▶ [Work to do] Identify all lines below that hold "color" and collect them.
**** Record excerpts ****
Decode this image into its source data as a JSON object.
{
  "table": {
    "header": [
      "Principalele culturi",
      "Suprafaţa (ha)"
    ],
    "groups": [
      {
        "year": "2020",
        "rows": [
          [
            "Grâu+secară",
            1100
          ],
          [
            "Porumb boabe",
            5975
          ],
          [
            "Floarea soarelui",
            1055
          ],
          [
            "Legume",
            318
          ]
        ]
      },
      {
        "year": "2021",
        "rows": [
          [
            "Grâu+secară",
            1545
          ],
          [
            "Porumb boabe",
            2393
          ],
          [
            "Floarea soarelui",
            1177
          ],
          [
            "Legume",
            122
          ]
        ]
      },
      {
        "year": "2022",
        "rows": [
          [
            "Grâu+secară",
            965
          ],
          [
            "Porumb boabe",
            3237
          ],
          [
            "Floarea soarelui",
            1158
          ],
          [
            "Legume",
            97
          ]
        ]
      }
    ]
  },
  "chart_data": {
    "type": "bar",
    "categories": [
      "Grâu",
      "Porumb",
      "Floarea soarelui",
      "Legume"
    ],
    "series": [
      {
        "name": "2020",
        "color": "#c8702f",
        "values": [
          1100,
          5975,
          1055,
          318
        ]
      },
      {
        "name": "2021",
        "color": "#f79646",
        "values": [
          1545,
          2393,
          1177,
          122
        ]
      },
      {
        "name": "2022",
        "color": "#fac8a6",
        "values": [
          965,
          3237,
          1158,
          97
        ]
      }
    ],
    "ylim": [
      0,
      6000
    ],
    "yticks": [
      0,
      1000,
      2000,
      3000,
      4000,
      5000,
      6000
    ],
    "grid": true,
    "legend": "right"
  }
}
****
▶ [Response]
        "color": "#c8702f",
        "color": "#f79646",
        "color": "#fac8a6",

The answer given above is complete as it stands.